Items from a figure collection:
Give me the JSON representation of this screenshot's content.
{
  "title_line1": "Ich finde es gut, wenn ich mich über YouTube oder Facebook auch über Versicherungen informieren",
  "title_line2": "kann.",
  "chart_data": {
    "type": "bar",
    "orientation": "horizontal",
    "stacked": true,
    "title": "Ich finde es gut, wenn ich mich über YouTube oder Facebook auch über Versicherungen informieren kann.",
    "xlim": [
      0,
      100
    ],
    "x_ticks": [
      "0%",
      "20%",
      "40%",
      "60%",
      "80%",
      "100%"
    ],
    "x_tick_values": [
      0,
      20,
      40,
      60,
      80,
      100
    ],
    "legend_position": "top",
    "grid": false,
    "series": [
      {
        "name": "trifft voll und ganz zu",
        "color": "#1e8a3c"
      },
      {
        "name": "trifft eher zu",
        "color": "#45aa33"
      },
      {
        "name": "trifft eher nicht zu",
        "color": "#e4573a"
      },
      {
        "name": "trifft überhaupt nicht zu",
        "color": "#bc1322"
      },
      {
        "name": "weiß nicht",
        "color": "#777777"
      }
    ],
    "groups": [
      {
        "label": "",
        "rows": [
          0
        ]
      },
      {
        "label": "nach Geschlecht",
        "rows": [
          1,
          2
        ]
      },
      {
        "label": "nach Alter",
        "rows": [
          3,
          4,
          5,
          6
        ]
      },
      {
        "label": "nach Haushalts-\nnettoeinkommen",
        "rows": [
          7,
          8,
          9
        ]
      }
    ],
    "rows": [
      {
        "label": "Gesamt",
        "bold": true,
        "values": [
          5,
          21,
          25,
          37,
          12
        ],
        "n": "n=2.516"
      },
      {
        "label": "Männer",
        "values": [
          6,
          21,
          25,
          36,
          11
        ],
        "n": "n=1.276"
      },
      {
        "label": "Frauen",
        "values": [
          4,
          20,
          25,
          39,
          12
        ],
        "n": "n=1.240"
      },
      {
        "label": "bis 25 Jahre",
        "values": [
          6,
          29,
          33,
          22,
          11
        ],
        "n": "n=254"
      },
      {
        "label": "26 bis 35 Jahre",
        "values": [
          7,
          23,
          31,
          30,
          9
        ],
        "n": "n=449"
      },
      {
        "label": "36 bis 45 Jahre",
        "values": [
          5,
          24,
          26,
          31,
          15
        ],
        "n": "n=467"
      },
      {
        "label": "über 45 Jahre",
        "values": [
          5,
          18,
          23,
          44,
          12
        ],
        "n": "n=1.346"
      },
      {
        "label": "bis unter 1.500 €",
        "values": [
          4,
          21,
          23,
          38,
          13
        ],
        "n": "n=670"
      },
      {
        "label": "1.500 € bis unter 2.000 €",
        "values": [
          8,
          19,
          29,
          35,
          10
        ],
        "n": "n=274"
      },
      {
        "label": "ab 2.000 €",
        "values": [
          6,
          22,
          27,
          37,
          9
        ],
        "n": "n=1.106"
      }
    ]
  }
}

### What is being asked
Transcribe every entry exactly, omitting nothing.

### Complete answer
Give me the JSON representation of this screenshot's content.
{
  "title_line1": "Ich finde es gut, wenn ich mich über YouTube oder Facebook auch über Versicherungen informieren",
  "title_line2": "kann.",
  "chart_data": {
    "type": "bar",
    "orientation": "horizontal",
    "stacked": true,
    "title": "Ich finde es gut, wenn ich mich über YouTube oder Facebook auch über Versicherungen informieren kann.",
    "xlim": [
      0,
      100
    ],
    "x_ticks": [
      "0%",
      "20%",
      "40%",
      "60%",
      "80%",
      "100%"
    ],
    "x_tick_values": [
      0,
      20,
      40,
      60,
      80,
      100
    ],
    "legend_position": "top",
    "grid": false,
    "series": [
      {
        "name": "trifft voll und ganz zu",
        "color": "#1e8a3c"
      },
      {
        "name": "trifft eher zu",
        "color": "#45aa33"
      },
      {
        "name": "trifft eher nicht zu",
        "color": "#e4573a"
      },
      {
        "name": "trifft überhaupt nicht zu",
        "color": "#bc1322"
      },
      {
        "name": "weiß nicht",
        "color": "#777777"
      }
    ],
    "groups": [
      {
        "label": "",
        "rows": [
          0
        ]
      },
      {
        "label": "nach Geschlecht",
        "rows": [
          1,
          2
        ]
      },
      {
        "label": "nach Alter",
        "rows": [
          3,
          4,
          5,
          6
        ]
      },
      {
        "label": "nach Haushalts-\nnettoeinkommen",
        "rows": [
          7,
          8,
          9
        ]
      }
    ],
    "rows": [
      {
        "label": "Gesamt",
        "bold": true,
        "values": [
          5,
          21,
          25,
          37,
          12
        ],
        "n": "n=2.516"
      },
      {
        "label": "Männer",
        "values": [
          6,
          21,
          25,
          36,
          11
        ],
        "n": "n=1.276"
      },
      {
        "label": "Frauen",
        "values": [
          4,
          20,
          25,
          39,
          12
        ],
        "n": "n=1.240"
      },
      {
        "label": "bis 25 Jahre",
        "values": [
          6,
          29,
          33,
          22,
          11
        ],
        "n": "n=254"
      },
      {
        "label": "26 bis 35 Jahre",
        "values": [
          7,
          23,
          31,
          30,
          9
        ],
        "n": "n=449"
      },
      {
        "label": "36 bis 45 Jahre",
        "values": [
          5,
          24,
          26,
          31,
          15
        ],
        "n": "n=467"
      },
      {
        "label": "über 45 Jahre",
        "values": [
          5,
          18,
          23,
          44,
          12
        ],
        "n": "n=1.346"
      },
      {
        "label": "bis unter 1.500 €",
        "values": [
          4,
          21,
          23,
          38,
          13
        ],
        "n": "n=670"
      },
      {
        "label": "1.500 € bis unter 2.000 €",
        "values": [
          8,
          19,
          29,
          35,
          10
        ],
        "n": "n=274"
      },
      {
        "label": "ab 2.000 €",
        "values": [
          6,
          22,
          27,
          37,
          9
        ],
        "n": "n=1.106"
      }
    ]
  }
}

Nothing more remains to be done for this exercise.